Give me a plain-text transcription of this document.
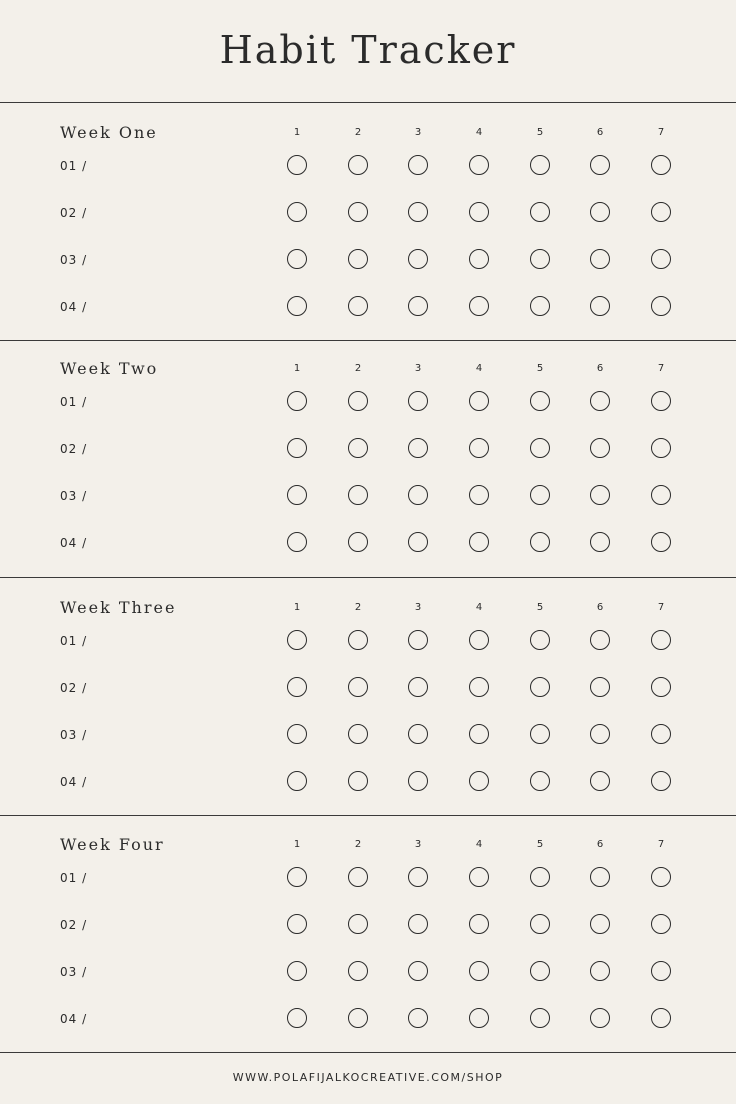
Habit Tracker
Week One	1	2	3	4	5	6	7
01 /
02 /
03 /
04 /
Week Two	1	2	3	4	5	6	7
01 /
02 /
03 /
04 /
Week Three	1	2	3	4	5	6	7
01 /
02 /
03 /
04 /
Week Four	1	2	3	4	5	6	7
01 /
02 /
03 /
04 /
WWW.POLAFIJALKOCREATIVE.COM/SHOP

····················

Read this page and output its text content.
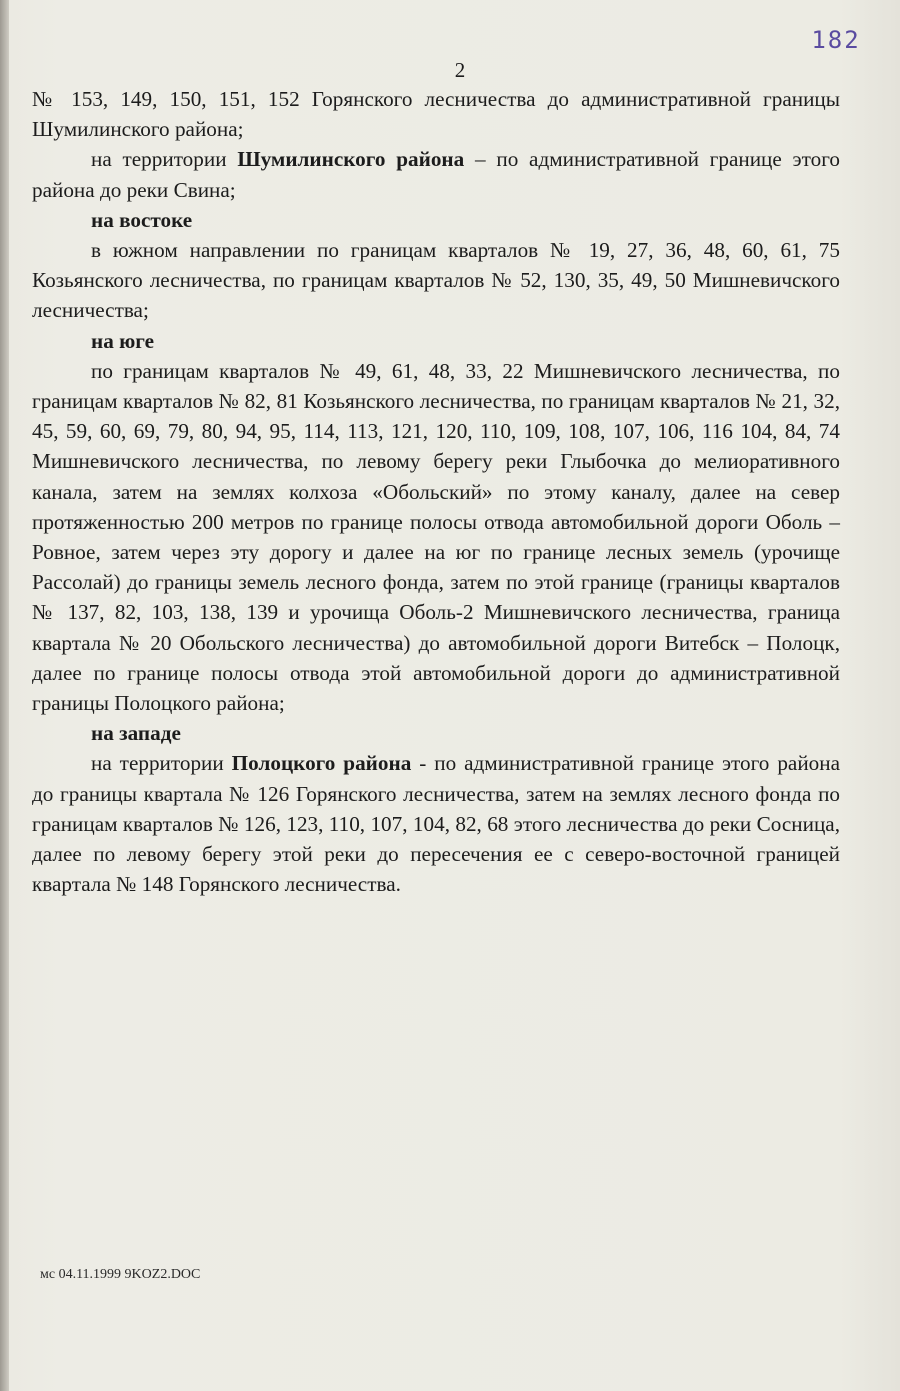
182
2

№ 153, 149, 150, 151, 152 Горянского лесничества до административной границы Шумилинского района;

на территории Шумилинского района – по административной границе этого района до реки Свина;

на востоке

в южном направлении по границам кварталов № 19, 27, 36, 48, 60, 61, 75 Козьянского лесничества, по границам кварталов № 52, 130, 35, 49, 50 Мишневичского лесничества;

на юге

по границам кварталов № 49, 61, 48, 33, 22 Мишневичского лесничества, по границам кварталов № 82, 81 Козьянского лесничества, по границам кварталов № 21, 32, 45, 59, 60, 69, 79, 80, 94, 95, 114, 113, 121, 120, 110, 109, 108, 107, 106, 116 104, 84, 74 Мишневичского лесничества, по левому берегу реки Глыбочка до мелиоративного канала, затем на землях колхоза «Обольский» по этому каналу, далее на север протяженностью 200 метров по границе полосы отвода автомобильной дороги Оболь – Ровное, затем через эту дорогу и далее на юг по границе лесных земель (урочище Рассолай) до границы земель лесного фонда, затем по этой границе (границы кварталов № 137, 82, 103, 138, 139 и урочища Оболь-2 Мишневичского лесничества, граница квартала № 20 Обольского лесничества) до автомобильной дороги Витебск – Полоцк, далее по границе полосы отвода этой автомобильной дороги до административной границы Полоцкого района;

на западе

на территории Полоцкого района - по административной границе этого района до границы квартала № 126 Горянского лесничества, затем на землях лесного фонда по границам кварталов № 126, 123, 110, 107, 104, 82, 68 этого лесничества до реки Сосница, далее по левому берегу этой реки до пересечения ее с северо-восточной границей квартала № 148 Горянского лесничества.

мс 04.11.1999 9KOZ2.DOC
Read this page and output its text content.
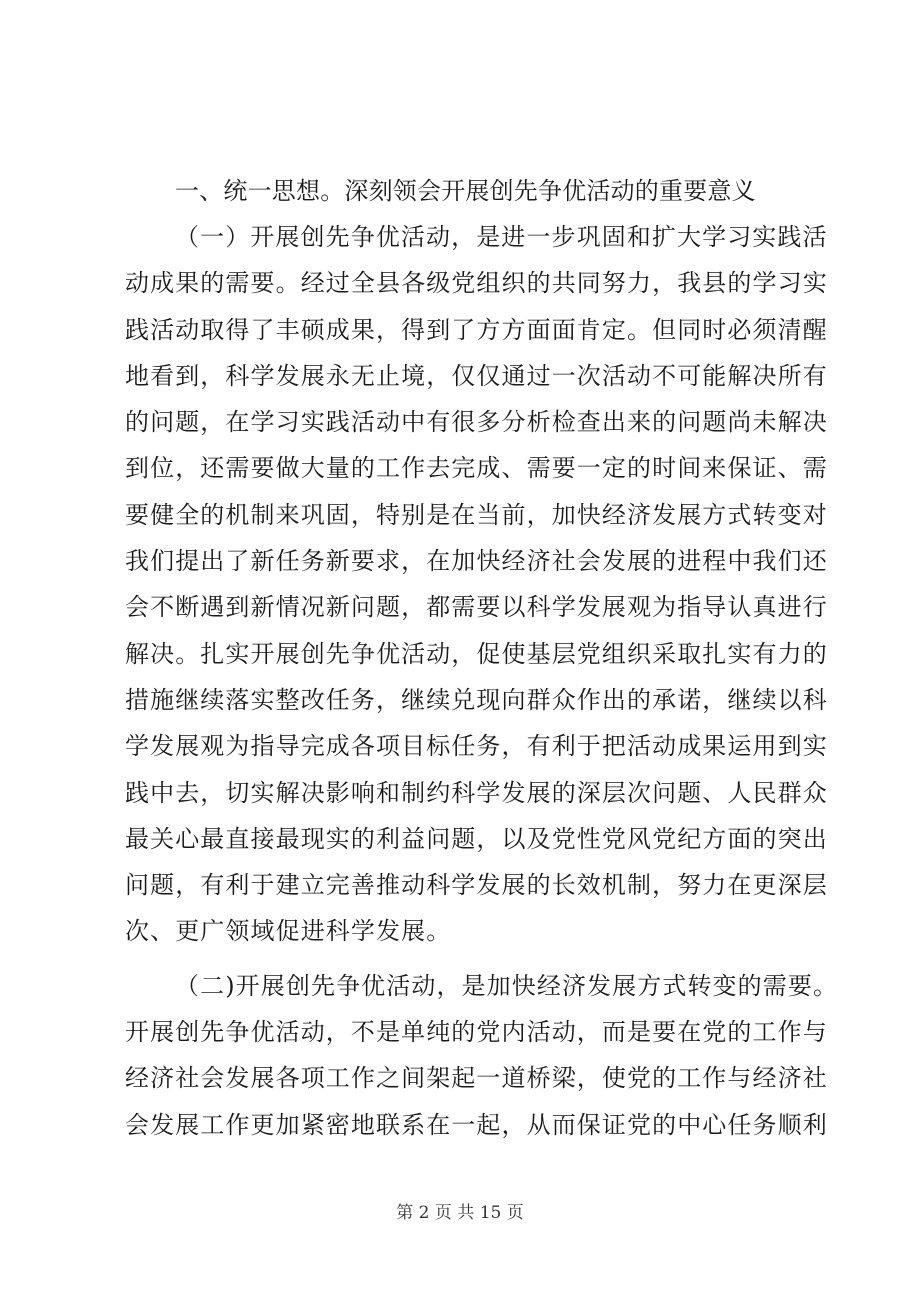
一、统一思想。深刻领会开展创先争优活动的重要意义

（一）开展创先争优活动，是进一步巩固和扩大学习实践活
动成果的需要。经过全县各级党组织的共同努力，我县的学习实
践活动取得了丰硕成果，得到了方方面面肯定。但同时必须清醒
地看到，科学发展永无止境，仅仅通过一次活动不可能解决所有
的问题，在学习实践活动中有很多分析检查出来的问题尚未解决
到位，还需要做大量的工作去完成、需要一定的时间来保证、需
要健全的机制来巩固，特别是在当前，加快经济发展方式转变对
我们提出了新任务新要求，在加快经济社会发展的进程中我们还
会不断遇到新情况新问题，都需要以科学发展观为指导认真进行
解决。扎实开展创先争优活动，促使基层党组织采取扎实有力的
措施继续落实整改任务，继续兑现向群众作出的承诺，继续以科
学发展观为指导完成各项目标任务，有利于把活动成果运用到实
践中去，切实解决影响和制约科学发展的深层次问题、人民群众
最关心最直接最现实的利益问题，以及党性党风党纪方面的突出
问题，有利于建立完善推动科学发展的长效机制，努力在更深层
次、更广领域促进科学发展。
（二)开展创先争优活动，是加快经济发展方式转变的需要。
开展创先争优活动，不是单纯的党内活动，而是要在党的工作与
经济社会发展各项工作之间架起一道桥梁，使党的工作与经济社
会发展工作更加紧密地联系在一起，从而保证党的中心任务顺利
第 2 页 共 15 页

····················

§ Stated goal: Copy each line above containing the string "Горянского".

§ Correct response:
№ 153, 149, 150, 151, 152 Горянского лесничества до административной границы Шумилинского района;
на территории Полоцкого района - по административной границе этого района до границы квартала № 126 Горянского лесничества, затем на землях лесного фонда по границам кварталов № 126, 123, 110, 107, 104, 82, 68 этого лесничества до реки Сосница, далее по левому берегу этой реки до пересечения ее с северо-восточной границей квартала № 148 Горянского лесничества.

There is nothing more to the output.